Return the full material exactly.

--- Data shown ---

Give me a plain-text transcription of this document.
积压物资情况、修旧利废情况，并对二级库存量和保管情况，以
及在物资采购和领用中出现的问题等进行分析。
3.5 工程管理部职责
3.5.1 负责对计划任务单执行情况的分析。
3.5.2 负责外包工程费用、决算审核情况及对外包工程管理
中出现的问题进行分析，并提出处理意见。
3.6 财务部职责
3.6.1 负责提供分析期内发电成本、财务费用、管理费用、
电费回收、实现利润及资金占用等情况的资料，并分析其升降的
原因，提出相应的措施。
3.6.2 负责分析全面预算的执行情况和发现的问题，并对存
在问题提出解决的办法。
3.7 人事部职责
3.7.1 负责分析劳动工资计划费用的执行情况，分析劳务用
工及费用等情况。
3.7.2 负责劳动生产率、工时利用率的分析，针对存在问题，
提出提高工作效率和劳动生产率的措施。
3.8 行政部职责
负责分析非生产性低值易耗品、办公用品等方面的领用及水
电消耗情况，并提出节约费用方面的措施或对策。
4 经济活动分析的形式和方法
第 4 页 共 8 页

---

#### [Expected output]
Give me a plain-text transcription of this document.
积压物资情况、修旧利废情况，并对二级库存量和保管情况，以
及在物资采购和领用中出现的问题等进行分析。
3.5 工程管理部职责
3.5.1 负责对计划任务单执行情况的分析。
3.5.2 负责外包工程费用、决算审核情况及对外包工程管理
中出现的问题进行分析，并提出处理意见。
3.6 财务部职责
3.6.1 负责提供分析期内发电成本、财务费用、管理费用、
电费回收、实现利润及资金占用等情况的资料，并分析其升降的
原因，提出相应的措施。
3.6.2 负责分析全面预算的执行情况和发现的问题，并对存
在问题提出解决的办法。
3.7 人事部职责
3.7.1 负责分析劳动工资计划费用的执行情况，分析劳务用
工及费用等情况。
3.7.2 负责劳动生产率、工时利用率的分析，针对存在问题，
提出提高工作效率和劳动生产率的措施。
3.8 行政部职责
负责分析非生产性低值易耗品、办公用品等方面的领用及水
电消耗情况，并提出节约费用方面的措施或对策。
4 经济活动分析的形式和方法
第 4 页 共 8 页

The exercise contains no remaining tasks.